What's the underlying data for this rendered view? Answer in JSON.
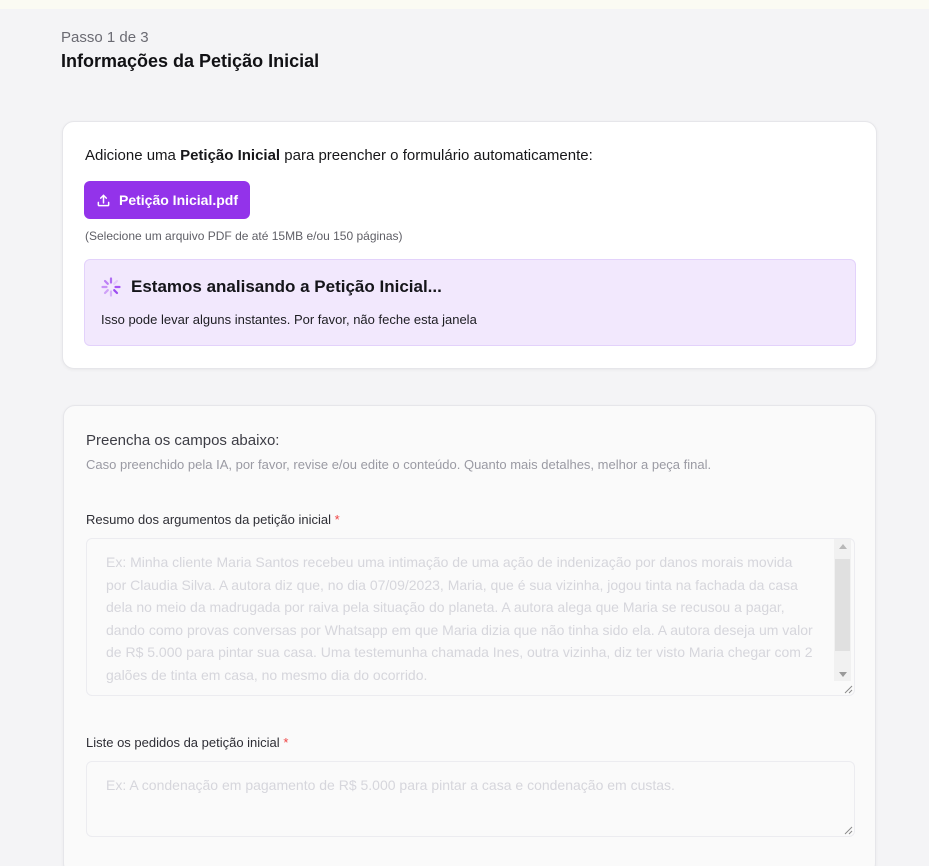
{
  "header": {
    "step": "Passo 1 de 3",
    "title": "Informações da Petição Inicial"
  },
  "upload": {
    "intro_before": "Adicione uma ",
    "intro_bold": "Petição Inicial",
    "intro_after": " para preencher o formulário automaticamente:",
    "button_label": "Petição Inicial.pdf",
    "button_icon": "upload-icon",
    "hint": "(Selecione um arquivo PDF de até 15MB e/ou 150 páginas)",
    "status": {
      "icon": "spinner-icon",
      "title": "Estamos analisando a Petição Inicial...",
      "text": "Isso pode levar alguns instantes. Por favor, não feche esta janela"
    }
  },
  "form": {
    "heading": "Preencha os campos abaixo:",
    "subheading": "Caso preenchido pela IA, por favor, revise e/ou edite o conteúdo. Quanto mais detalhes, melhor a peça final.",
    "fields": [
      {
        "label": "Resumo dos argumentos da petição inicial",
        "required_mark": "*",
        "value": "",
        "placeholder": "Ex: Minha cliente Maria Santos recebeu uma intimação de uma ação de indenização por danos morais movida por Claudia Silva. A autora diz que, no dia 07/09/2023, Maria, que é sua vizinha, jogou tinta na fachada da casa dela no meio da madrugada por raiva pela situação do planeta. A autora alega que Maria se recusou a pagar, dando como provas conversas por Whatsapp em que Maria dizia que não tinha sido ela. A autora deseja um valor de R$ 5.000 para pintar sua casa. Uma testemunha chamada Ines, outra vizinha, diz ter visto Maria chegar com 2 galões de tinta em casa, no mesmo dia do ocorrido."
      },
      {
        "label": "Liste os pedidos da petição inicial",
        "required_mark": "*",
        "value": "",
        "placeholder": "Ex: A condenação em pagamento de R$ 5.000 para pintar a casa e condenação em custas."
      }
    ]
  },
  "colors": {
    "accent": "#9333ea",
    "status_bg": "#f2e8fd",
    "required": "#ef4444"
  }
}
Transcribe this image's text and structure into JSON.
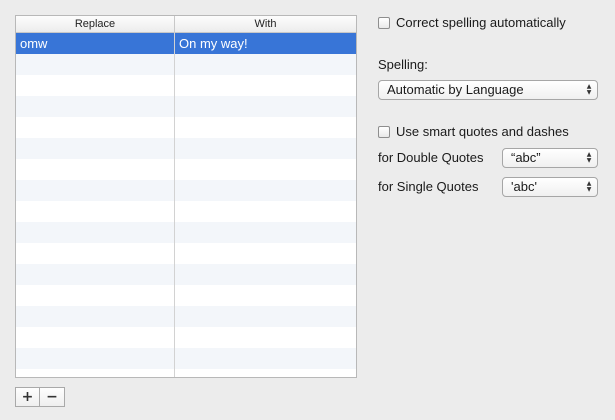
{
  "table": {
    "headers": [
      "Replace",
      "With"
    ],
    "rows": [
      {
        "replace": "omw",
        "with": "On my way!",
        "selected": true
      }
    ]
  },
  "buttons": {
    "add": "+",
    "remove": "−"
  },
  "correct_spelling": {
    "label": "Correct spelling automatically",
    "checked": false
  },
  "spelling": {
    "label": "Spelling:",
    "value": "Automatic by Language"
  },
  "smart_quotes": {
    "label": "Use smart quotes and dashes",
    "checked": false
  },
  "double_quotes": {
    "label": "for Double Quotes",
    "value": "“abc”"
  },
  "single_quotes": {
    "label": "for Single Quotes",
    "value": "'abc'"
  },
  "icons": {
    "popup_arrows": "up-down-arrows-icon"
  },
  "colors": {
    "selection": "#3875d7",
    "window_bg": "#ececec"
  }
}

● ● ● ●

Problem details. Only the lines from the one that holds "Transcribe this image's" through the end of the records above should be printed again, exactly as they are. Leave out the pictures.

Answer to the task.
Transcribe this image's text and structure into JSON.
{
  "table": {
    "headers": [
      "Replace",
      "With"
    ],
    "rows": [
      {
        "replace": "omw",
        "with": "On my way!",
        "selected": true
      }
    ]
  },
  "buttons": {
    "add": "+",
    "remove": "−"
  },
  "correct_spelling": {
    "label": "Correct spelling automatically",
    "checked": false
  },
  "spelling": {
    "label": "Spelling:",
    "value": "Automatic by Language"
  },
  "smart_quotes": {
    "label": "Use smart quotes and dashes",
    "checked": false
  },
  "double_quotes": {
    "label": "for Double Quotes",
    "value": "“abc”"
  },
  "single_quotes": {
    "label": "for Single Quotes",
    "value": "'abc'"
  },
  "icons": {
    "popup_arrows": "up-down-arrows-icon"
  },
  "colors": {
    "selection": "#3875d7",
    "window_bg": "#ececec"
  }
}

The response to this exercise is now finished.